--- Start of Task material ---

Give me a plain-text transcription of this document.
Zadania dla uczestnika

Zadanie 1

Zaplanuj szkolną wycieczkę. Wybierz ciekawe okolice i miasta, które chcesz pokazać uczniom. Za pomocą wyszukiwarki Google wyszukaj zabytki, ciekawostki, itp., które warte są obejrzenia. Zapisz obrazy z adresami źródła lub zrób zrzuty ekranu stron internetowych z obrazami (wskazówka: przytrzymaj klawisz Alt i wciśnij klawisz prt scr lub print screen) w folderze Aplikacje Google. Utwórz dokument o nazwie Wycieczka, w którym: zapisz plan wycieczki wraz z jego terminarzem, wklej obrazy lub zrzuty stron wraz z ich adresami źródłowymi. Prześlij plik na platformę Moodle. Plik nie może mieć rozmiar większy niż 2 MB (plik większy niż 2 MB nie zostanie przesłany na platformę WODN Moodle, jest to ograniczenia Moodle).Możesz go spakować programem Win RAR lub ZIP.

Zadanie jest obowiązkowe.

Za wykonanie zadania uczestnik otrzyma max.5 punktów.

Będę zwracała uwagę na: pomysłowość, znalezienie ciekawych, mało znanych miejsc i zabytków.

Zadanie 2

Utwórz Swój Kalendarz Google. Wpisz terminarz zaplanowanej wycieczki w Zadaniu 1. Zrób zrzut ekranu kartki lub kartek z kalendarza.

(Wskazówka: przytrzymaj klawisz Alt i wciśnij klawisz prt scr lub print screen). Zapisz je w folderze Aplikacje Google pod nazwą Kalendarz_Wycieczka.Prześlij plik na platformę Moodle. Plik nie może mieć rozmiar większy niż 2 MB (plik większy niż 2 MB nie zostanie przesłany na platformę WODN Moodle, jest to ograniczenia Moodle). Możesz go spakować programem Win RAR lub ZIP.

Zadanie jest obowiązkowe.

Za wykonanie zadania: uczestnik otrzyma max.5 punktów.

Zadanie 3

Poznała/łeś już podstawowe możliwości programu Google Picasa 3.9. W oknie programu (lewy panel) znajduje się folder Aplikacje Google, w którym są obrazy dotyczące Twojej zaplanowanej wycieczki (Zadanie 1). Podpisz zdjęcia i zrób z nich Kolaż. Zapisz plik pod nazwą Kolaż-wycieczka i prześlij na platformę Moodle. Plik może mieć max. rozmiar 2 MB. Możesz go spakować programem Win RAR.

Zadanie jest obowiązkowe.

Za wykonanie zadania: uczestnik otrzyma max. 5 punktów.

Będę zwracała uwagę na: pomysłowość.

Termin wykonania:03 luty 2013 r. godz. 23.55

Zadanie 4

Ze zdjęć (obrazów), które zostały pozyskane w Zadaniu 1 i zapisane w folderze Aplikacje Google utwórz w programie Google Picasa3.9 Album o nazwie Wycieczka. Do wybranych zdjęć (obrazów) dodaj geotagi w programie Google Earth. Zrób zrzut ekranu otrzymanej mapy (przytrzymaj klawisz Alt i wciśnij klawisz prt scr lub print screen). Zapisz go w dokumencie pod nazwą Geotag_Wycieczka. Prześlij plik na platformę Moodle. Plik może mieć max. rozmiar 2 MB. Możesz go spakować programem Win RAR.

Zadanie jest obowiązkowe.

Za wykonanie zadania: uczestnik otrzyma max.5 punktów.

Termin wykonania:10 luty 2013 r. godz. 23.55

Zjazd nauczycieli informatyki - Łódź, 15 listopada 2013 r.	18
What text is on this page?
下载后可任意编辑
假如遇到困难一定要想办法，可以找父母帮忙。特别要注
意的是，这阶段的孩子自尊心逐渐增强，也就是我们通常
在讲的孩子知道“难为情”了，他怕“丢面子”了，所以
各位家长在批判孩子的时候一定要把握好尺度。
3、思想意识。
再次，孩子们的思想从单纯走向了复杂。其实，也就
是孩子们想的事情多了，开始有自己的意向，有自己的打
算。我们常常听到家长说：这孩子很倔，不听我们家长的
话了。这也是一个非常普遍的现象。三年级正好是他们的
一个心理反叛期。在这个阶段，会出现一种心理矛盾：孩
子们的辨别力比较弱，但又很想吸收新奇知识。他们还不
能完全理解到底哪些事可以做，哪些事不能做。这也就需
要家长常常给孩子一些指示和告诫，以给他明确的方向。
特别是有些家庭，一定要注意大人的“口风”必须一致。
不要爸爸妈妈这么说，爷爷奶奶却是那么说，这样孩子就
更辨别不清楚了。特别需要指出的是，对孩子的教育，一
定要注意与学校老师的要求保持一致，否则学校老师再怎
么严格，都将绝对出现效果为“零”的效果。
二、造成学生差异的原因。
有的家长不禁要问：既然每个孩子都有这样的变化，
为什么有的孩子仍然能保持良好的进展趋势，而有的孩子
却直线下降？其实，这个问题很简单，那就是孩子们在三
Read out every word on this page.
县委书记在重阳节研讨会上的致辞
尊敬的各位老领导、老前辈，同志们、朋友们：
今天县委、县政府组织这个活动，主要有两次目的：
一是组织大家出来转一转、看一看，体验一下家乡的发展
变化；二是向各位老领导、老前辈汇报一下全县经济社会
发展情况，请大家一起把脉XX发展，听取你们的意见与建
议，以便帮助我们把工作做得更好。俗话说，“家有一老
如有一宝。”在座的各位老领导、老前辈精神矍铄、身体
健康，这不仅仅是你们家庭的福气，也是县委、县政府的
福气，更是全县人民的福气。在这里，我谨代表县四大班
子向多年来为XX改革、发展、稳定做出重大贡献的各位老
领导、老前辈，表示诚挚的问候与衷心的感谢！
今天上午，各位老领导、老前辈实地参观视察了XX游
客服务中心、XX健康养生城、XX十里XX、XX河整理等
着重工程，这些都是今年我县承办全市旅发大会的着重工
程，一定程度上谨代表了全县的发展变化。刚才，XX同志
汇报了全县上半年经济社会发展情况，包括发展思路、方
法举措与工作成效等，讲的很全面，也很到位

--- End of Task material ---

[What you should do] What is the number of lines that contain "Będę"? Reply with that number alone.

[Written answer] 2